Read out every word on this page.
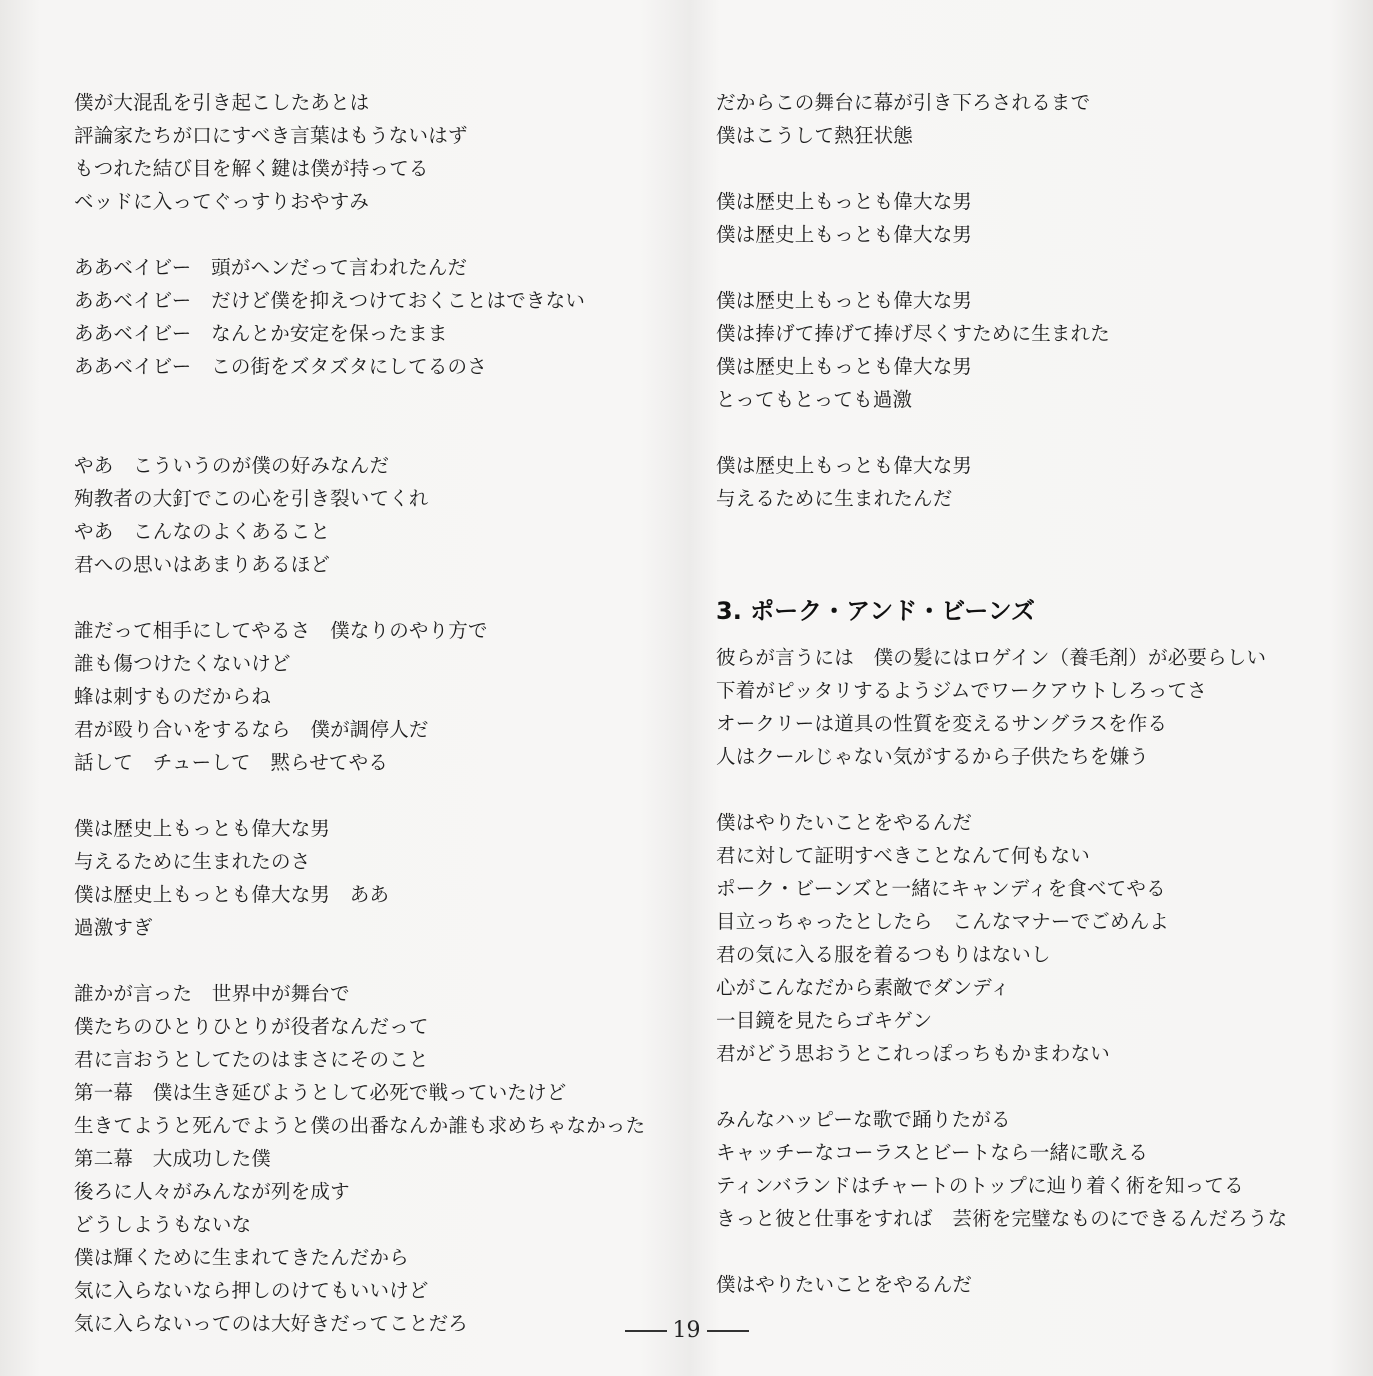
僕が大混乱を引き起こしたあとは
評論家たちが口にすべき言葉はもうないはず
もつれた結び目を解く鍵は僕が持ってる
ベッドに入ってぐっすりおやすみ
ああベイビー　頭がヘンだって言われたんだ
ああベイビー　だけど僕を抑えつけておくことはできない
ああベイビー　なんとか安定を保ったまま
ああベイビー　この街をズタズタにしてるのさ
やあ　こういうのが僕の好みなんだ
殉教者の大釘でこの心を引き裂いてくれ
やあ　こんなのよくあること
君への思いはあまりあるほど
誰だって相手にしてやるさ　僕なりのやり方で
誰も傷つけたくないけど
蜂は刺すものだからね
君が殴り合いをするなら　僕が調停人だ
話して　チューして　黙らせてやる
僕は歴史上もっとも偉大な男
与えるために生まれたのさ
僕は歴史上もっとも偉大な男　ああ
過激すぎ
誰かが言った　世界中が舞台で
僕たちのひとりひとりが役者なんだって
君に言おうとしてたのはまさにそのこと
第一幕　僕は生き延びようとして必死で戦っていたけど
生きてようと死んでようと僕の出番なんか誰も求めちゃなかった
第二幕　大成功した僕
後ろに人々がみんなが列を成す
どうしようもないな
僕は輝くために生まれてきたんだから
気に入らないなら押しのけてもいいけど
気に入らないってのは大好きだってことだろ
だからこの舞台に幕が引き下ろされるまで
僕はこうして熱狂状態
僕は歴史上もっとも偉大な男
僕は歴史上もっとも偉大な男
僕は歴史上もっとも偉大な男
僕は捧げて捧げて捧げ尽くすために生まれた
僕は歴史上もっとも偉大な男
とってもとっても過激
僕は歴史上もっとも偉大な男
与えるために生まれたんだ
3. ポーク・アンド・ビーンズ
彼らが言うには　僕の髪にはロゲイン（養毛剤）が必要らしい
下着がピッタリするようジムでワークアウトしろってさ
オークリーは道具の性質を変えるサングラスを作る
人はクールじゃない気がするから子供たちを嫌う
僕はやりたいことをやるんだ
君に対して証明すべきことなんて何もない
ポーク・ビーンズと一緒にキャンディを食べてやる
目立っちゃったとしたら　こんなマナーでごめんよ
君の気に入る服を着るつもりはないし
心がこんなだから素敵でダンディ
一目鏡を見たらゴキゲン
君がどう思おうとこれっぽっちもかまわない
みんなハッピーな歌で踊りたがる
キャッチーなコーラスとビートなら一緒に歌える
ティンバランドはチャートのトップに辿り着く術を知ってる
きっと彼と仕事をすれば　芸術を完璧なものにできるんだろうな
僕はやりたいことをやるんだ
19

*Aim*. Among the lines of the data above, determine how many contain the word "ああベイビー". Report the number alone.

*Problem solution*. 4